Material supplied:
=====

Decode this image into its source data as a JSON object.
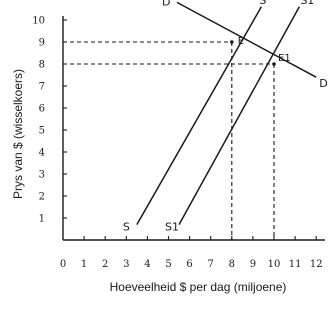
{
  "chart_data": {
    "type": "line",
    "title": "",
    "xlabel": "Hoeveelheid $ per dag (miljoene)",
    "ylabel": "Prys van $ (wisselkoers)",
    "xlim": [
      0,
      12
    ],
    "ylim": [
      0,
      10
    ],
    "x_ticks": [
      0,
      1,
      2,
      3,
      4,
      5,
      6,
      7,
      8,
      9,
      10,
      11,
      12
    ],
    "y_ticks": [
      1,
      2,
      3,
      4,
      5,
      6,
      7,
      8,
      9,
      10
    ],
    "grid": false,
    "series": [
      {
        "name": "D",
        "start_label": "D",
        "end_label": "D",
        "points": [
          [
            5.4,
            10.8
          ],
          [
            12.0,
            7.4
          ]
        ]
      },
      {
        "name": "S",
        "start_label": "S",
        "end_label": "S",
        "points": [
          [
            3.5,
            0.7
          ],
          [
            9.4,
            10.6
          ]
        ]
      },
      {
        "name": "S1",
        "start_label": "S1",
        "end_label": "S1",
        "points": [
          [
            5.5,
            0.7
          ],
          [
            11.2,
            10.6
          ]
        ]
      }
    ],
    "equilibria": [
      {
        "label": "E",
        "x": 8,
        "y": 9
      },
      {
        "label": "E1",
        "x": 10,
        "y": 8
      }
    ]
  }
}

=====

Exercise description: Repeat every record above exactly, but leave out any pictures.

In response:
Decode this image into its source data as a JSON object.
{
  "chart_data": {
    "type": "line",
    "title": "",
    "xlabel": "Hoeveelheid $ per dag (miljoene)",
    "ylabel": "Prys van $ (wisselkoers)",
    "xlim": [
      0,
      12
    ],
    "ylim": [
      0,
      10
    ],
    "x_ticks": [
      0,
      1,
      2,
      3,
      4,
      5,
      6,
      7,
      8,
      9,
      10,
      11,
      12
    ],
    "y_ticks": [
      1,
      2,
      3,
      4,
      5,
      6,
      7,
      8,
      9,
      10
    ],
    "grid": false,
    "series": [
      {
        "name": "D",
        "start_label": "D",
        "end_label": "D",
        "points": [
          [
            5.4,
            10.8
          ],
          [
            12.0,
            7.4
          ]
        ]
      },
      {
        "name": "S",
        "start_label": "S",
        "end_label": "S",
        "points": [
          [
            3.5,
            0.7
          ],
          [
            9.4,
            10.6
          ]
        ]
      },
      {
        "name": "S1",
        "start_label": "S1",
        "end_label": "S1",
        "points": [
          [
            5.5,
            0.7
          ],
          [
            11.2,
            10.6
          ]
        ]
      }
    ],
    "equilibria": [
      {
        "label": "E",
        "x": 8,
        "y": 9
      },
      {
        "label": "E1",
        "x": 10,
        "y": 8
      }
    ]
  }
}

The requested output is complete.